#### [Problem details]
Skip the pictures. Copy all the rest of the records down exactly.
## start
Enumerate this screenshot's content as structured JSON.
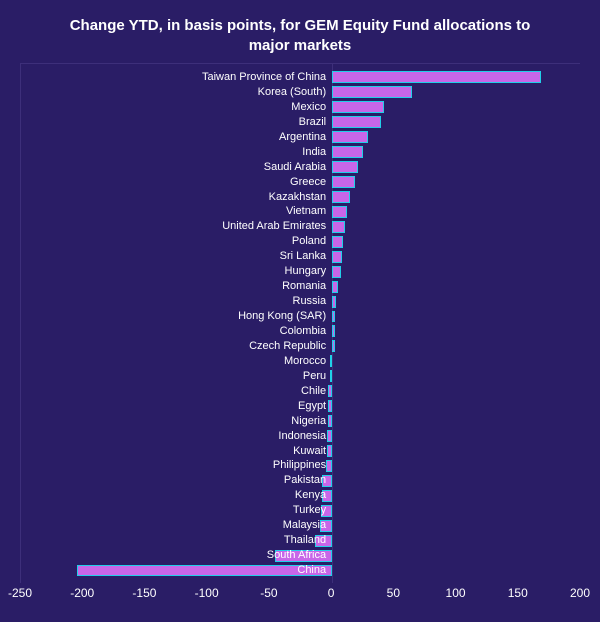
{
  "chart": {
    "type": "bar-horizontal-diverging",
    "title": "Change YTD, in basis points, for GEM Equity Fund allocations to major markets",
    "title_fontsize": 15,
    "title_color": "#ffffff",
    "background_color": "#2a1d66",
    "plot_border_color": "#3d2f7a",
    "bar_fill_color": "#c866e8",
    "bar_stroke_color": "#20d0e8",
    "label_color": "#ffffff",
    "label_fontsize": 11,
    "tick_color": "#ffffff",
    "tick_fontsize": 12,
    "zero_line_color": "#3d2f7a",
    "xlim": [
      -250,
      200
    ],
    "xticks": [
      -250,
      -200,
      -150,
      -100,
      -50,
      0,
      50,
      100,
      150,
      200
    ],
    "data": [
      {
        "label": "Taiwan Province of China",
        "value": 168
      },
      {
        "label": "Korea (South)",
        "value": 64
      },
      {
        "label": "Mexico",
        "value": 42
      },
      {
        "label": "Brazil",
        "value": 39
      },
      {
        "label": "Argentina",
        "value": 29
      },
      {
        "label": "India",
        "value": 25
      },
      {
        "label": "Saudi Arabia",
        "value": 21
      },
      {
        "label": "Greece",
        "value": 18
      },
      {
        "label": "Kazakhstan",
        "value": 14
      },
      {
        "label": "Vietnam",
        "value": 12
      },
      {
        "label": "United Arab Emirates",
        "value": 10
      },
      {
        "label": "Poland",
        "value": 9
      },
      {
        "label": "Sri Lanka",
        "value": 8
      },
      {
        "label": "Hungary",
        "value": 7
      },
      {
        "label": "Romania",
        "value": 5
      },
      {
        "label": "Russia",
        "value": 3
      },
      {
        "label": "Hong Kong (SAR)",
        "value": 2
      },
      {
        "label": "Colombia",
        "value": 2
      },
      {
        "label": "Czech Republic",
        "value": 2
      },
      {
        "label": "Morocco",
        "value": -2
      },
      {
        "label": "Peru",
        "value": -2
      },
      {
        "label": "Chile",
        "value": -3
      },
      {
        "label": "Egypt",
        "value": -3
      },
      {
        "label": "Nigeria",
        "value": -3
      },
      {
        "label": "Indonesia",
        "value": -4
      },
      {
        "label": "Kuwait",
        "value": -4
      },
      {
        "label": "Philippines",
        "value": -5
      },
      {
        "label": "Pakistan",
        "value": -8
      },
      {
        "label": "Kenya",
        "value": -8
      },
      {
        "label": "Turkey",
        "value": -9
      },
      {
        "label": "Malaysia",
        "value": -10
      },
      {
        "label": "Thailand",
        "value": -14
      },
      {
        "label": "South Africa",
        "value": -46
      },
      {
        "label": "China",
        "value": -205
      }
    ]
  }
}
## end
#### [Response]
Enumerate this screenshot's content as structured JSON.
{
  "chart": {
    "type": "bar-horizontal-diverging",
    "title": "Change YTD, in basis points, for GEM Equity Fund allocations to major markets",
    "title_fontsize": 15,
    "title_color": "#ffffff",
    "background_color": "#2a1d66",
    "plot_border_color": "#3d2f7a",
    "bar_fill_color": "#c866e8",
    "bar_stroke_color": "#20d0e8",
    "label_color": "#ffffff",
    "label_fontsize": 11,
    "tick_color": "#ffffff",
    "tick_fontsize": 12,
    "zero_line_color": "#3d2f7a",
    "xlim": [
      -250,
      200
    ],
    "xticks": [
      -250,
      -200,
      -150,
      -100,
      -50,
      0,
      50,
      100,
      150,
      200
    ],
    "data": [
      {
        "label": "Taiwan Province of China",
        "value": 168
      },
      {
        "label": "Korea (South)",
        "value": 64
      },
      {
        "label": "Mexico",
        "value": 42
      },
      {
        "label": "Brazil",
        "value": 39
      },
      {
        "label": "Argentina",
        "value": 29
      },
      {
        "label": "India",
        "value": 25
      },
      {
        "label": "Saudi Arabia",
        "value": 21
      },
      {
        "label": "Greece",
        "value": 18
      },
      {
        "label": "Kazakhstan",
        "value": 14
      },
      {
        "label": "Vietnam",
        "value": 12
      },
      {
        "label": "United Arab Emirates",
        "value": 10
      },
      {
        "label": "Poland",
        "value": 9
      },
      {
        "label": "Sri Lanka",
        "value": 8
      },
      {
        "label": "Hungary",
        "value": 7
      },
      {
        "label": "Romania",
        "value": 5
      },
      {
        "label": "Russia",
        "value": 3
      },
      {
        "label": "Hong Kong (SAR)",
        "value": 2
      },
      {
        "label": "Colombia",
        "value": 2
      },
      {
        "label": "Czech Republic",
        "value": 2
      },
      {
        "label": "Morocco",
        "value": -2
      },
      {
        "label": "Peru",
        "value": -2
      },
      {
        "label": "Chile",
        "value": -3
      },
      {
        "label": "Egypt",
        "value": -3
      },
      {
        "label": "Nigeria",
        "value": -3
      },
      {
        "label": "Indonesia",
        "value": -4
      },
      {
        "label": "Kuwait",
        "value": -4
      },
      {
        "label": "Philippines",
        "value": -5
      },
      {
        "label": "Pakistan",
        "value": -8
      },
      {
        "label": "Kenya",
        "value": -8
      },
      {
        "label": "Turkey",
        "value": -9
      },
      {
        "label": "Malaysia",
        "value": -10
      },
      {
        "label": "Thailand",
        "value": -14
      },
      {
        "label": "South Africa",
        "value": -46
      },
      {
        "label": "China",
        "value": -205
      }
    ]
  }
}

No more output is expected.